DIRECTIONS:
Copy the records below exactly, from the line containing "Read this page and output its text content." through the last line, and leave out every picture.
***
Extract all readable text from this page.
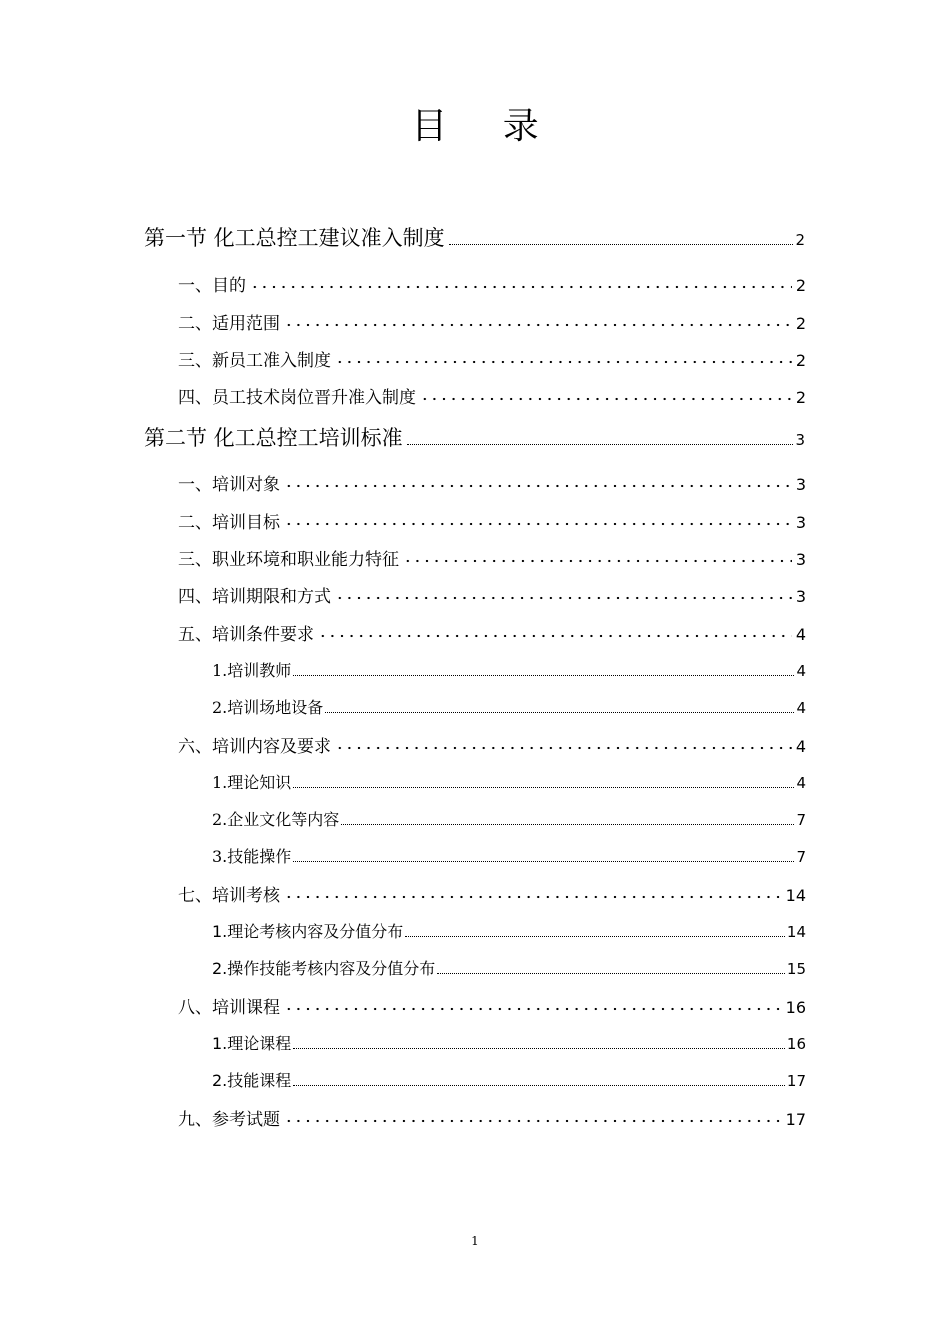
目 录
第一节 化工总控工建议准入制度	2
一、目的	2
二、适用范围	2
三、新员工准入制度	2
四、员工技术岗位晋升准入制度	2
第二节 化工总控工培训标准	3
一、培训对象	3
二、培训目标	3
三、职业环境和职业能力特征	3
四、培训期限和方式	3
五、培训条件要求	4
1.培训教师	4
2.培训场地设备	4
六、培训内容及要求	4
1.理论知识	4
2.企业文化等内容	7
3.技能操作	7
七、培训考核	14
1.理论考核内容及分值分布	14
2.操作技能考核内容及分值分布	15
八、培训课程	16
1.理论课程	16
2.技能课程	17
九、参考试题	17
1
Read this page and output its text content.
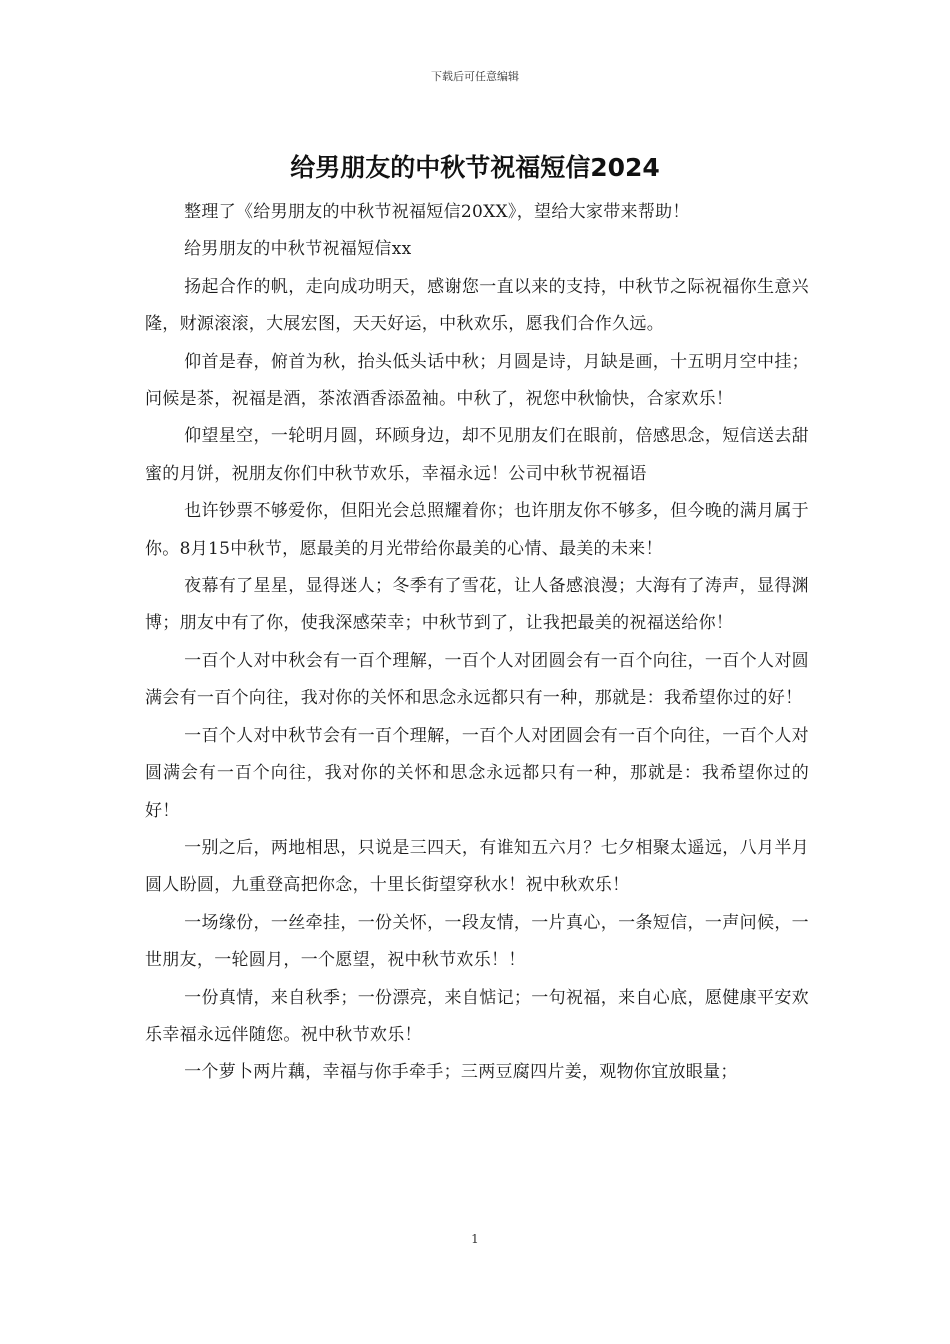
下载后可任意编辑
给男朋友的中秋节祝福短信2024

整理了《给男朋友的中秋节祝福短信20XX》，望给大家带来帮助！

给男朋友的中秋节祝福短信xx

扬起合作的帆，走向成功明天，感谢您一直以来的支持，中秋节之际祝福你生意兴隆，财源滚滚，大展宏图，天天好运，中秋欢乐，愿我们合作久远。

仰首是春，俯首为秋，抬头低头话中秋；月圆是诗，月缺是画，十五明月空中挂；问候是茶，祝福是酒，茶浓酒香添盈袖。中秋了，祝您中秋愉快，合家欢乐！

仰望星空，一轮明月圆，环顾身边，却不见朋友们在眼前，倍感思念，短信送去甜蜜的月饼，祝朋友你们中秋节欢乐，幸福永远！公司中秋节祝福语

也许钞票不够爱你，但阳光会总照耀着你；也许朋友你不够多，但今晚的满月属于你。8月15中秋节，愿最美的月光带给你最美的心情、最美的未来！

夜幕有了星星，显得迷人；冬季有了雪花，让人备感浪漫；大海有了涛声，显得渊博；朋友中有了你，使我深感荣幸；中秋节到了，让我把最美的祝福送给你！

一百个人对中秋会有一百个理解，一百个人对团圆会有一百个向往，一百个人对圆满会有一百个向往，我对你的关怀和思念永远都只有一种，那就是：我希望你过的好！

一百个人对中秋节会有一百个理解，一百个人对团圆会有一百个向往，一百个人对圆满会有一百个向往，我对你的关怀和思念永远都只有一种，那就是：我希望你过的好！

一别之后，两地相思，只说是三四天，有谁知五六月？七夕相聚太遥远，八月半月圆人盼圆，九重登高把你念，十里长街望穿秋水！祝中秋欢乐！

一场缘份，一丝牵挂，一份关怀，一段友情，一片真心，一条短信，一声问候，一世朋友，一轮圆月，一个愿望，祝中秋节欢乐！！

一份真情，来自秋季；一份漂亮，来自惦记；一句祝福，来自心底，愿健康平安欢乐幸福永远伴随您。祝中秋节欢乐！

一个萝卜两片藕，幸福与你手牵手；三两豆腐四片姜，观物你宜放眼量；

1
***
SOLUTION:
Read this page and output its text content.
下载后可任意编辑
给男朋友的中秋节祝福短信2024

整理了《给男朋友的中秋节祝福短信20XX》，望给大家带来帮助！

给男朋友的中秋节祝福短信xx

扬起合作的帆，走向成功明天，感谢您一直以来的支持，中秋节之际祝福你生意兴隆，财源滚滚，大展宏图，天天好运，中秋欢乐，愿我们合作久远。

仰首是春，俯首为秋，抬头低头话中秋；月圆是诗，月缺是画，十五明月空中挂；问候是茶，祝福是酒，茶浓酒香添盈袖。中秋了，祝您中秋愉快，合家欢乐！

仰望星空，一轮明月圆，环顾身边，却不见朋友们在眼前，倍感思念，短信送去甜蜜的月饼，祝朋友你们中秋节欢乐，幸福永远！公司中秋节祝福语

也许钞票不够爱你，但阳光会总照耀着你；也许朋友你不够多，但今晚的满月属于你。8月15中秋节，愿最美的月光带给你最美的心情、最美的未来！

夜幕有了星星，显得迷人；冬季有了雪花，让人备感浪漫；大海有了涛声，显得渊博；朋友中有了你，使我深感荣幸；中秋节到了，让我把最美的祝福送给你！

一百个人对中秋会有一百个理解，一百个人对团圆会有一百个向往，一百个人对圆满会有一百个向往，我对你的关怀和思念永远都只有一种，那就是：我希望你过的好！

一百个人对中秋节会有一百个理解，一百个人对团圆会有一百个向往，一百个人对圆满会有一百个向往，我对你的关怀和思念永远都只有一种，那就是：我希望你过的好！

一别之后，两地相思，只说是三四天，有谁知五六月？七夕相聚太遥远，八月半月圆人盼圆，九重登高把你念，十里长街望穿秋水！祝中秋欢乐！

一场缘份，一丝牵挂，一份关怀，一段友情，一片真心，一条短信，一声问候，一世朋友，一轮圆月，一个愿望，祝中秋节欢乐！！

一份真情，来自秋季；一份漂亮，来自惦记；一句祝福，来自心底，愿健康平安欢乐幸福永远伴随您。祝中秋节欢乐！

一个萝卜两片藕，幸福与你手牵手；三两豆腐四片姜，观物你宜放眼量；

1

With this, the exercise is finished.